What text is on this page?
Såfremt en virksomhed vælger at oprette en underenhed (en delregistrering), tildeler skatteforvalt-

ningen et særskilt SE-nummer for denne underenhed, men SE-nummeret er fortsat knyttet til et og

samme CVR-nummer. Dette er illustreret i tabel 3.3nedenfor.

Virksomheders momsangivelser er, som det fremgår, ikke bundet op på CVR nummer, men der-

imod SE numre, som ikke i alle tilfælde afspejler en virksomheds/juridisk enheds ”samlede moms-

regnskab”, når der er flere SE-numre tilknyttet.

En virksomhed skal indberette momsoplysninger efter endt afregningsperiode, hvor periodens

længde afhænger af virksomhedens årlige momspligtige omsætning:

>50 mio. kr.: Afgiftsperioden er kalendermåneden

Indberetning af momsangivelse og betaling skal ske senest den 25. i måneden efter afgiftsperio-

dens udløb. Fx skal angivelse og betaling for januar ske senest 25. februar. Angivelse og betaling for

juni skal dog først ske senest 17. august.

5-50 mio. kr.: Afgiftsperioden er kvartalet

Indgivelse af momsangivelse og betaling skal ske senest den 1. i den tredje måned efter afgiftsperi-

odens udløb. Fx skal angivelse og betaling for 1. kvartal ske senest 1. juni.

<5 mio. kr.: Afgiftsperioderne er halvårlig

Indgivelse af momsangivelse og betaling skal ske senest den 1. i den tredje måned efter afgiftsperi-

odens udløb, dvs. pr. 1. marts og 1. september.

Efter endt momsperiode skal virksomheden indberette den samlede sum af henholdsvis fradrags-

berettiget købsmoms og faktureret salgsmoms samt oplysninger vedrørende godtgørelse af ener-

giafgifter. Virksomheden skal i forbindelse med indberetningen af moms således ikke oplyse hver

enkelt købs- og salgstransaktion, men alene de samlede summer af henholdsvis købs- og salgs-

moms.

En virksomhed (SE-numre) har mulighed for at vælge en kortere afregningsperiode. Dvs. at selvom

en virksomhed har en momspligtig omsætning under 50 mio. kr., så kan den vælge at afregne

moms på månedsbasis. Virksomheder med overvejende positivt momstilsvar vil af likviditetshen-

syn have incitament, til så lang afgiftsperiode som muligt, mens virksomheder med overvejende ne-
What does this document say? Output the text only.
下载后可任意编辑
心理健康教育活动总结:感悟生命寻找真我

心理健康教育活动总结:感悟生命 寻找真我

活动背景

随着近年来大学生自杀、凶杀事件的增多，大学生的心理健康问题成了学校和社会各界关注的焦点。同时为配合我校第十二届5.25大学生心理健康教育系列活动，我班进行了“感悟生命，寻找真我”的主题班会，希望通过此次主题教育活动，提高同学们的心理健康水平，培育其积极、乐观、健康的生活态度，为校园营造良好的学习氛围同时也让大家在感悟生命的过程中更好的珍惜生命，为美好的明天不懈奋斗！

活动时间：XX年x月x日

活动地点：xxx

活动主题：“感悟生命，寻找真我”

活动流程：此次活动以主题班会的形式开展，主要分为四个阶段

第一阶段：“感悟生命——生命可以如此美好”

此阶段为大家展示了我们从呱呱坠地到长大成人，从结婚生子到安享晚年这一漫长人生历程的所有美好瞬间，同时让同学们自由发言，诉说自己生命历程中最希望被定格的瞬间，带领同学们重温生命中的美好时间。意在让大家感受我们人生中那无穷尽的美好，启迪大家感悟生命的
──────────
Repeat the line that contains "What does this", then every line after it until the records end, with nothing added.

What does this document say? Output the text only.
下载后可任意编辑
心理健康教育活动总结:感悟生命寻找真我

心理健康教育活动总结:感悟生命 寻找真我

活动背景

随着近年来大学生自杀、凶杀事件的增多，大学生的心理健康问题成了学校和社会各界关注的焦点。同时为配合我校第十二届5.25大学生心理健康教育系列活动，我班进行了“感悟生命，寻找真我”的主题班会，希望通过此次主题教育活动，提高同学们的心理健康水平，培育其积极、乐观、健康的生活态度，为校园营造良好的学习氛围同时也让大家在感悟生命的过程中更好的珍惜生命，为美好的明天不懈奋斗！

活动时间：XX年x月x日

活动地点：xxx

活动主题：“感悟生命，寻找真我”

活动流程：此次活动以主题班会的形式开展，主要分为四个阶段

第一阶段：“感悟生命——生命可以如此美好”

此阶段为大家展示了我们从呱呱坠地到长大成人，从结婚生子到安享晚年这一漫长人生历程的所有美好瞬间，同时让同学们自由发言，诉说自己生命历程中最希望被定格的瞬间，带领同学们重温生命中的美好时间。意在让大家感受我们人生中那无穷尽的美好，启迪大家感悟生命的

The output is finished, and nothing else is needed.